◆ Rows
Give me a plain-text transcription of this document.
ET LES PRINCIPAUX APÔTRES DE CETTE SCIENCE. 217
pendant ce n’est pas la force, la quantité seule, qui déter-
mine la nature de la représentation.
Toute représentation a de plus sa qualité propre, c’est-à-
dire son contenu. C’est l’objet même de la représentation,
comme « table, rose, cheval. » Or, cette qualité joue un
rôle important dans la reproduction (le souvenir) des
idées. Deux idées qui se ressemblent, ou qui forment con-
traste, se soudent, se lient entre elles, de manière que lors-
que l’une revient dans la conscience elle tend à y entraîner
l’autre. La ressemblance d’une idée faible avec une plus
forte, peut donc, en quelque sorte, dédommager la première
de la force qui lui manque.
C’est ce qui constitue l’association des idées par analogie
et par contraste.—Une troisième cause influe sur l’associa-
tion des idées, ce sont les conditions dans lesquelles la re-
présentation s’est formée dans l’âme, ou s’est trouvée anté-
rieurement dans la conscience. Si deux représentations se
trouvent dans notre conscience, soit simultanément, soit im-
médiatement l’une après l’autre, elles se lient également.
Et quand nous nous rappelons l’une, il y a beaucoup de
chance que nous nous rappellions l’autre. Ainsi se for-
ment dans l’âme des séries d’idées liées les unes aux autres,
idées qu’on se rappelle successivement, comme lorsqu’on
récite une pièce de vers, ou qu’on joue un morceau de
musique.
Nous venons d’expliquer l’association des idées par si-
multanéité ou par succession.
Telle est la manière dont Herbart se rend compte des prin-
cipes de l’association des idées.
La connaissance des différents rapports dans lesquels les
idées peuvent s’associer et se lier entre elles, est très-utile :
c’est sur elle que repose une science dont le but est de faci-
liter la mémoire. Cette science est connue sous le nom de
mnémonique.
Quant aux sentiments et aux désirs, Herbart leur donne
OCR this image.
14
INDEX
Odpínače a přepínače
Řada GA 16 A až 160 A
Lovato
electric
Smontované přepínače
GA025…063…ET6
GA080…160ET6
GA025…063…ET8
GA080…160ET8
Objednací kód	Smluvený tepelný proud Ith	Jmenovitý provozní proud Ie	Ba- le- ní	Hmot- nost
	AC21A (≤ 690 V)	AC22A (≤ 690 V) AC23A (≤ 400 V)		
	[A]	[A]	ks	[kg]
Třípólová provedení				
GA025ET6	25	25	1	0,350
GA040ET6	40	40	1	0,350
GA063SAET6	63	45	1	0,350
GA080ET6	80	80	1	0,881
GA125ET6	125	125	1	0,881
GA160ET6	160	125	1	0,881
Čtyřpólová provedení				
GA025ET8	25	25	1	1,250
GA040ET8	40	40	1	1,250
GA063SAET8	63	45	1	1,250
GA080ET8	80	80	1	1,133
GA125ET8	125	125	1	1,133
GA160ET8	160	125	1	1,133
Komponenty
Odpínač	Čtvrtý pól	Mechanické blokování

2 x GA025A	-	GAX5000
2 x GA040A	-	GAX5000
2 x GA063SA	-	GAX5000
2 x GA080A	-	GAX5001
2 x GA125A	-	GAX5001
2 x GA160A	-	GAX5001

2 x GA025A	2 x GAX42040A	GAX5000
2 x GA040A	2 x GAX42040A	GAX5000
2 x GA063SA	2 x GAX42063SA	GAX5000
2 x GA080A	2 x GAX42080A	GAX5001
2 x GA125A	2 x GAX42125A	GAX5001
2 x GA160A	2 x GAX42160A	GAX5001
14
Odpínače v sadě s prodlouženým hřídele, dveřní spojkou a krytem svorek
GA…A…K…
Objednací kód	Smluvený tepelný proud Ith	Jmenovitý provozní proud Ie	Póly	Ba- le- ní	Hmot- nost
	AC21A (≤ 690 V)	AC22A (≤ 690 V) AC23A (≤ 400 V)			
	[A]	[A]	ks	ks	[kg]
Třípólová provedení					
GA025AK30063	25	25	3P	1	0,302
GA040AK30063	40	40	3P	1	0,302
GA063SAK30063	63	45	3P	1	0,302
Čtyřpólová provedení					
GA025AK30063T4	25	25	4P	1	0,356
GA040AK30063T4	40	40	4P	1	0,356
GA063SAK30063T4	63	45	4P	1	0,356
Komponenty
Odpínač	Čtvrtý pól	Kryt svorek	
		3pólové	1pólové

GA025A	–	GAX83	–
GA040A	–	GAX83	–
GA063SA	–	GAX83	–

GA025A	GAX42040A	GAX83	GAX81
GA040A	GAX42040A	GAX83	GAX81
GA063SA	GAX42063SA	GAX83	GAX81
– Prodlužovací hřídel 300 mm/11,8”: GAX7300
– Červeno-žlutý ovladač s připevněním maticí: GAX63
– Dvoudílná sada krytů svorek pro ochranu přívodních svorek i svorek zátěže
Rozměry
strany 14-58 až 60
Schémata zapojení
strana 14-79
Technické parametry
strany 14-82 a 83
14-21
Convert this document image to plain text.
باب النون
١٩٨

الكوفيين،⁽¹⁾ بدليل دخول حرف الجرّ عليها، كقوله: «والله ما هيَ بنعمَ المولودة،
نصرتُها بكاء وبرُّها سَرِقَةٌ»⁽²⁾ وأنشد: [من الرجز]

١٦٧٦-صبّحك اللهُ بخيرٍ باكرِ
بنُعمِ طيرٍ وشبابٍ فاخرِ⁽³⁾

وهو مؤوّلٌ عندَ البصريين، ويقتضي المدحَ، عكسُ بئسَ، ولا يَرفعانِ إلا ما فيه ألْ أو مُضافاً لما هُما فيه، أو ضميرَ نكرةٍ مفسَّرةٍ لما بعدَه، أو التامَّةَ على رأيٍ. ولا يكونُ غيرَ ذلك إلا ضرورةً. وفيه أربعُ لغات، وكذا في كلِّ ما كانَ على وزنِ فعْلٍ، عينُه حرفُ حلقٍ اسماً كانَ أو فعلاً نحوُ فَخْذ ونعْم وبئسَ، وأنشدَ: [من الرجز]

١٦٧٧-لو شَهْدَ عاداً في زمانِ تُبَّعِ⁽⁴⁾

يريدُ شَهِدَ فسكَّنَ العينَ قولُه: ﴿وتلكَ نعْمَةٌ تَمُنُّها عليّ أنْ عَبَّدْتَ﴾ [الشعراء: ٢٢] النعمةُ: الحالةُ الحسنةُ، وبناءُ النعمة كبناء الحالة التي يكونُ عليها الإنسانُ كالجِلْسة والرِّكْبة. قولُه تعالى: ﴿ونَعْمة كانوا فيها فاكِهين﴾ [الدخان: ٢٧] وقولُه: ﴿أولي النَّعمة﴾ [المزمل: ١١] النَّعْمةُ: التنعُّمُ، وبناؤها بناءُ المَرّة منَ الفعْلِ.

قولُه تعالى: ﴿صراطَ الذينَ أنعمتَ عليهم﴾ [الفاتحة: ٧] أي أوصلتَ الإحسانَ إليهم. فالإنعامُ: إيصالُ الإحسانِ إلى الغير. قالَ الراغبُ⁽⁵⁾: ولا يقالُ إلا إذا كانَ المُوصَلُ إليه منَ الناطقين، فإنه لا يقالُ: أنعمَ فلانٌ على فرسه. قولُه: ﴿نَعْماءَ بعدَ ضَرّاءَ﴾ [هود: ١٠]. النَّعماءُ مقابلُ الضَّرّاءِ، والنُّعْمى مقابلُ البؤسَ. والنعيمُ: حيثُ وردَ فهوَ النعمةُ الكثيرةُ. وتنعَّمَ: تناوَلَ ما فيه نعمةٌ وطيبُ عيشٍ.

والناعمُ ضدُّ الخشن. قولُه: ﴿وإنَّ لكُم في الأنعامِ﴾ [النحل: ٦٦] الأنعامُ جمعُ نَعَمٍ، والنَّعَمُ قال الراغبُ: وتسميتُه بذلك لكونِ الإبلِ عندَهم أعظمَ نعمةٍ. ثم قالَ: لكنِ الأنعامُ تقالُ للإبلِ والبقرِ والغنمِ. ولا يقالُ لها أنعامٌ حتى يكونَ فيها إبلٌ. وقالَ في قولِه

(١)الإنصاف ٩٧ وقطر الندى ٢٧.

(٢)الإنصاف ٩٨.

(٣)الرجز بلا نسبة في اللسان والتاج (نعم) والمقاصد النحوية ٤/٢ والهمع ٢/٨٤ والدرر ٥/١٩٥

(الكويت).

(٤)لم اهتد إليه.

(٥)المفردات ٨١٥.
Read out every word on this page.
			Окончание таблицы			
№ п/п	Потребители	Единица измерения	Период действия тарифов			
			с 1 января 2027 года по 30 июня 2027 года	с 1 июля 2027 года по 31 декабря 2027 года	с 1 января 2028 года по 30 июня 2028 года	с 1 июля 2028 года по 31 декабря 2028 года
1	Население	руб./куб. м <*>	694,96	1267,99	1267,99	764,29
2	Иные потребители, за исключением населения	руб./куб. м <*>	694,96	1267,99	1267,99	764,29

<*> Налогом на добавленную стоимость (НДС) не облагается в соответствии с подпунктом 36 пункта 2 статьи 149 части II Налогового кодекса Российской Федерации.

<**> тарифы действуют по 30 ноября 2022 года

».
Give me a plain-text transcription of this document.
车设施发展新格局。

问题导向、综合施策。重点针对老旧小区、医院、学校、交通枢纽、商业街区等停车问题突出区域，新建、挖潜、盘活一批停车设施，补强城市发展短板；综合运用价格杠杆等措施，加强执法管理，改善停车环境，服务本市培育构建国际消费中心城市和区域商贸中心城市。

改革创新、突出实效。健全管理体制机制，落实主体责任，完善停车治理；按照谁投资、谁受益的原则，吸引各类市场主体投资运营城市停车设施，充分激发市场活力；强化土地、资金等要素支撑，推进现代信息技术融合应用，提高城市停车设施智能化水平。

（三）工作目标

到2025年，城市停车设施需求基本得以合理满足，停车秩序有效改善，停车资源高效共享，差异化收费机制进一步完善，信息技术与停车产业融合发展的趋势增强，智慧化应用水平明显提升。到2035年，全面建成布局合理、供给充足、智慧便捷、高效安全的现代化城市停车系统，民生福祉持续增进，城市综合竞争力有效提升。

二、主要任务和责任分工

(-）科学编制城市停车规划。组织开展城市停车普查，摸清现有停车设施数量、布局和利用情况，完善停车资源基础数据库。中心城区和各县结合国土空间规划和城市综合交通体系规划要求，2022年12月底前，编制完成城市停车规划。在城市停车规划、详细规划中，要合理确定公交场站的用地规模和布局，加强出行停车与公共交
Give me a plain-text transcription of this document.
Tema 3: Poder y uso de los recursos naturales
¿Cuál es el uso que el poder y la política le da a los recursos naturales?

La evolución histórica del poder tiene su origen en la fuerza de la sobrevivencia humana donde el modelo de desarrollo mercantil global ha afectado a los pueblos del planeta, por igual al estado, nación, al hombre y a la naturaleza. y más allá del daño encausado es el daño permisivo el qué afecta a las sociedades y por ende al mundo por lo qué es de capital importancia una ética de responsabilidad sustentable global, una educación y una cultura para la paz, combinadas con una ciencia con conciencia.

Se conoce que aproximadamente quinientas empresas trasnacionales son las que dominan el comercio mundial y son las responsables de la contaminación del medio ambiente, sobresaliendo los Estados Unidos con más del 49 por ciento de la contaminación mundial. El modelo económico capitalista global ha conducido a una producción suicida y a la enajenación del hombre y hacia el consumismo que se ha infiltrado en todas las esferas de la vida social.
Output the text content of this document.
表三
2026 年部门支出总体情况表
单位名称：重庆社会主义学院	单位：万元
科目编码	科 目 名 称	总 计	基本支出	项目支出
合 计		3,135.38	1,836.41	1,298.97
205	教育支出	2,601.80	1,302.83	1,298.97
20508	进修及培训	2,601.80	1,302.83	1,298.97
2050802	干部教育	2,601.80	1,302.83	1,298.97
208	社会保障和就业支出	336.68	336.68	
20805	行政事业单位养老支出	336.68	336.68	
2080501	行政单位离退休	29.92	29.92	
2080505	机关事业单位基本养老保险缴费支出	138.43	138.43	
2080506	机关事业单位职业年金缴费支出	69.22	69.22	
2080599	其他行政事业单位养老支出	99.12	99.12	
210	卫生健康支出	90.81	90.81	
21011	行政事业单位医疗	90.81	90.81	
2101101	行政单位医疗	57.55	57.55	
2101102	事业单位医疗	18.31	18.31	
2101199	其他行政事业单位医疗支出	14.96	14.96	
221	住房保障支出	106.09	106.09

◆ Set task
In the listing above, how many lines include the word "joue"? Answer with the number and nothing more.

◆ Right answer
2